### Your instructions
Below are some records; repeat them all exactly, minus the pictures.

### Data shown
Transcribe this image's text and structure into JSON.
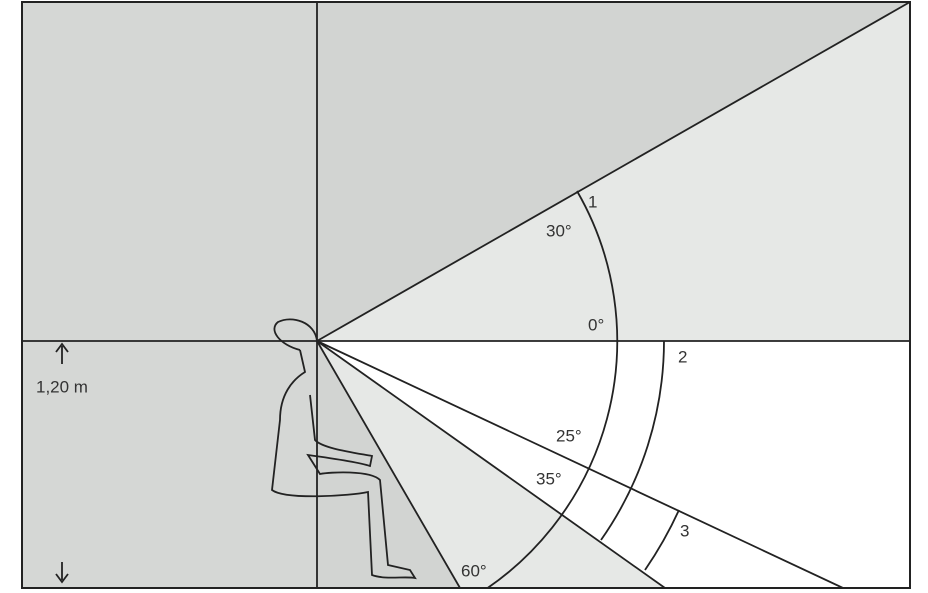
{
  "labels": {
    "zone_1": "1",
    "angle_up": "30°",
    "angle_zero": "0°",
    "zone_2": "2",
    "angle_25": "25°",
    "angle_35": "35°",
    "zone_3": "3",
    "angle_60": "60°",
    "height": "1,20 m"
  }
}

### Problem solution
Transcribe this image's text and structure into JSON.
{
  "labels": {
    "zone_1": "1",
    "angle_up": "30°",
    "angle_zero": "0°",
    "zone_2": "2",
    "angle_25": "25°",
    "angle_35": "35°",
    "zone_3": "3",
    "angle_60": "60°",
    "height": "1,20 m"
  }
}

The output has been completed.